=== Data to process ===

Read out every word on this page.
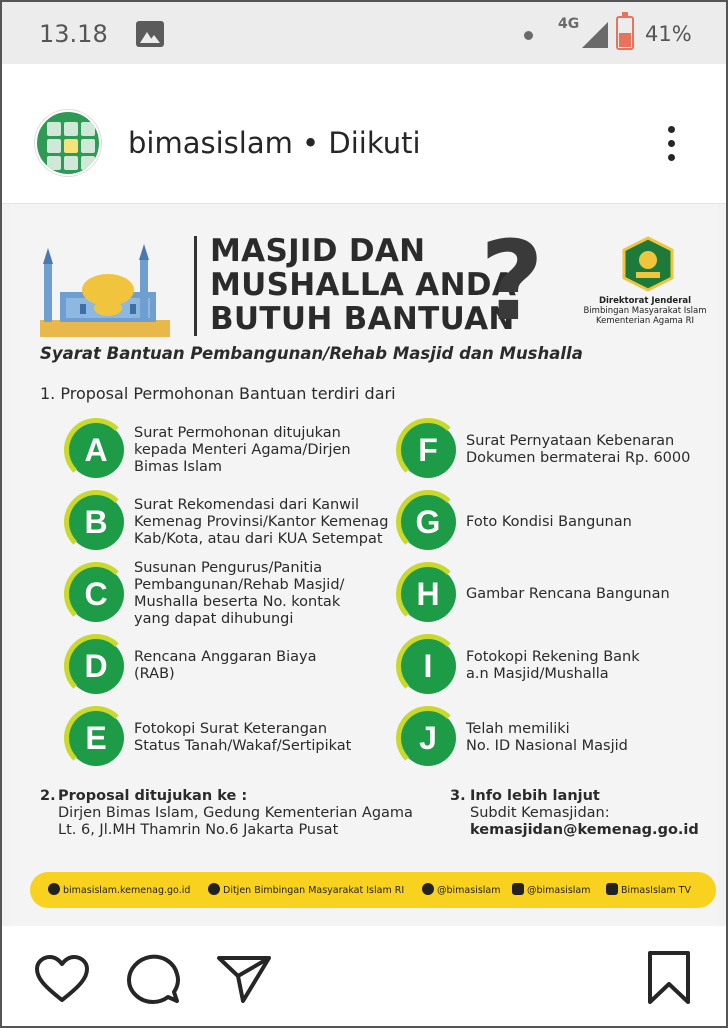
13.18	4G	41%
bimasislam • Diikuti
MASJID DAN
MUSHALLA ANDA
BUTUH BANTUAN
?	Direktorat Jenderal
Bimbingan Masyarakat Islam
Kementerian Agama RI
Syarat Bantuan Pembangunan/Rehab Masjid dan Mushalla
1. Proposal Permohonan Bantuan terdiri dari
A	Surat Permohonan ditujukan
kepada Menteri Agama/Dirjen
Bimas Islam
B	Surat Rekomendasi dari Kanwil
Kemenag Provinsi/Kantor Kemenag
Kab/Kota, atau dari KUA Setempat
C
Susunan Pengurus/Panitia
Pembangunan/Rehab Masjid/
Mushalla beserta No. kontak
yang dapat dihubungi
D	Rencana Anggaran Biaya
(RAB)
E	Fotokopi Surat Keterangan
Status Tanah/Wakaf/Sertipikat
F	Surat Pernyataan Kebenaran
Dokumen bermaterai Rp. 6000
G	Foto Kondisi Bangunan
H	Gambar Rencana Bangunan
I	Fotokopi Rekening Bank
a.n Masjid/Mushalla
J	Telah memiliki
No. ID Nasional Masjid
2. Proposal ditujukan ke :
Dirjen Bimas Islam, Gedung Kementerian Agama
Lt. 6, Jl.MH Thamrin No.6 Jakarta Pusat
3. Info lebih lanjut
Subdit Kemasjidan:
kemasjidan@kemenag.go.id
bimasislam.kemenag.go.id	Ditjen Bimbingan Masyarakat Islam RI	@bimasislam	@bimasislam	BimasIslam TV
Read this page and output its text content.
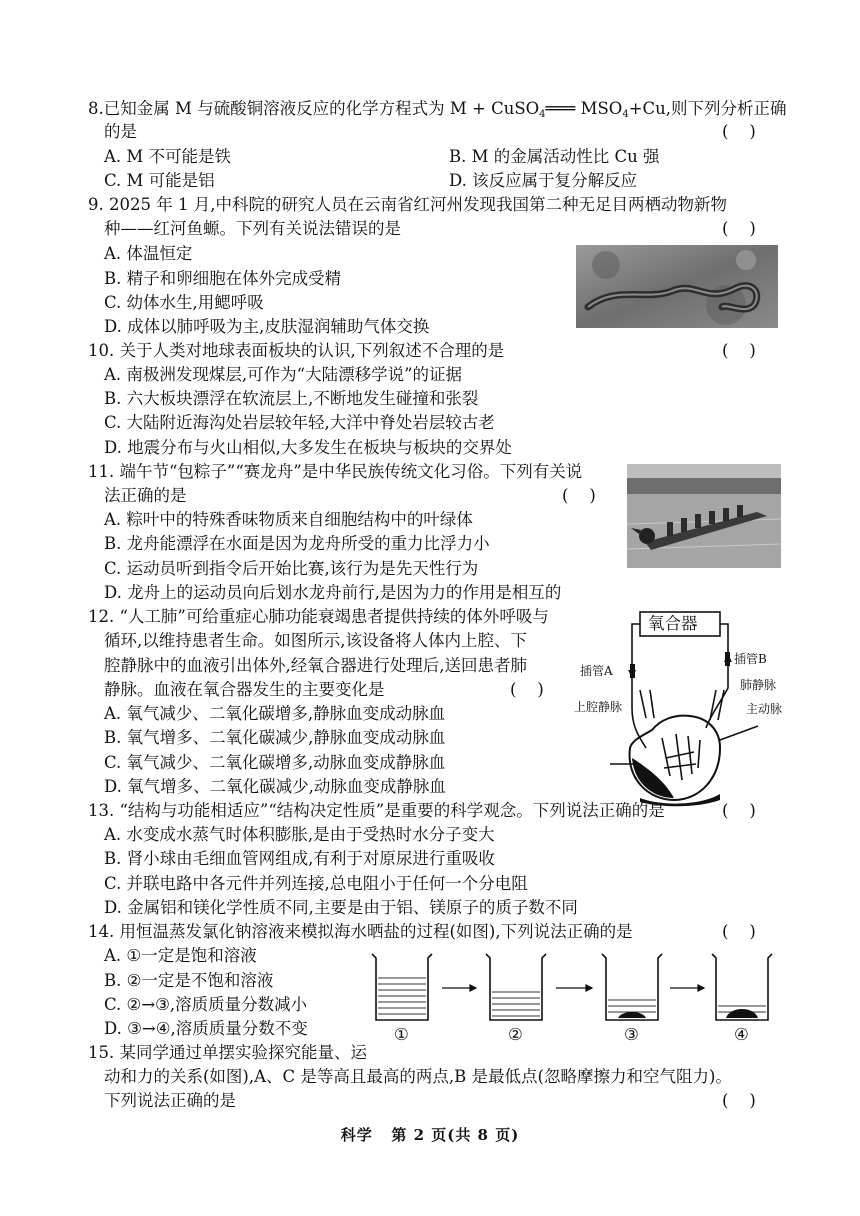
8.已知金属 M 与硫酸铜溶液反应的化学方程式为 M + CuSO$_4$═══ $MSO_4+Cu$,则下列分析正确
的是	(    )
A. M 不可能是铁	B. M 的金属活动性比 Cu 强
C. M 可能是铝	D. 该反应属于复分解反应
9. 2025 年 1 月,中科院的研究人员在云南省红河州发现我国第二种无足目两栖动物新物
种——红河鱼螈。下列有关说法错误的是	(    )
A. 体温恒定
B. 精子和卵细胞在体外完成受精
C. 幼体水生,用鳃呼吸
D. 成体以肺呼吸为主,皮肤湿润辅助气体交换
10. 关于人类对地球表面板块的认识,下列叙述不合理的是	(    )
A. 南极洲发现煤层,可作为“大陆漂移学说”的证据
B. 六大板块漂浮在软流层上,不断地发生碰撞和张裂
C. 大陆附近海沟处岩层较年轻,大洋中脊处岩层较古老
D. 地震分布与火山相似,大多发生在板块与板块的交界处
11. 端午节“包粽子”“赛龙舟”是中华民族传统文化习俗。下列有关说
法正确的是	(    )
A. 粽叶中的特殊香味物质来自细胞结构中的叶绿体
B. 龙舟能漂浮在水面是因为龙舟所受的重力比浮力小
C. 运动员听到指令后开始比赛,该行为是先天性行为
D. 龙舟上的运动员向后划水龙舟前行,是因为力的作用是相互的
12. “人工肺”可给重症心肺功能衰竭患者提供持续的体外呼吸与
循环,以维持患者生命。如图所示,该设备将人体内上腔、下
腔静脉中的血液引出体外,经氧合器进行处理后,送回患者肺
静脉。血液在氧合器发生的主要变化是	(    )
A. 氧气减少、二氧化碳增多,静脉血变成动脉血
B. 氧气增多、二氧化碳减少,静脉血变成动脉血
C. 氧气减少、二氧化碳增多,动脉血变成静脉血
D. 氧气增多、二氧化碳减少,动脉血变成静脉血
氧合器
插管A
插管B
肺静脉
上腔静脉	主动脉
13. “结构与功能相适应”“结构决定性质”是重要的科学观念。下列说法正确的是	(    )
A. 水变成水蒸气时体积膨胀,是由于受热时水分子变大
B. 肾小球由毛细血管网组成,有利于对原尿进行重吸收
C. 并联电路中各元件并列连接,总电阻小于任何一个分电阻
D. 金属铝和镁化学性质不同,主要是由于铝、镁原子的质子数不同
14. 用恒温蒸发氯化钠溶液来模拟海水晒盐的过程(如图),下列说法正确的是	(    )
A. ①一定是饱和溶液
B. ②一定是不饱和溶液
C. ②→③,溶质质量分数减小
D. ③→④,溶质质量分数不变	①	②	③	④
15. 某同学通过单摆实验探究能量、运
动和力的关系(如图),A、C 是等高且最高的两点,B 是最低点(忽略摩擦力和空气阻力)。
下列说法正确的是	(    )
科学   第 2 页(共 8 页)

===

**Your task**
From the listing above, return each line with the word "ditujukan".

**Completed task**
A	Surat Permohonan ditujukan
2. Proposal ditujukan ke :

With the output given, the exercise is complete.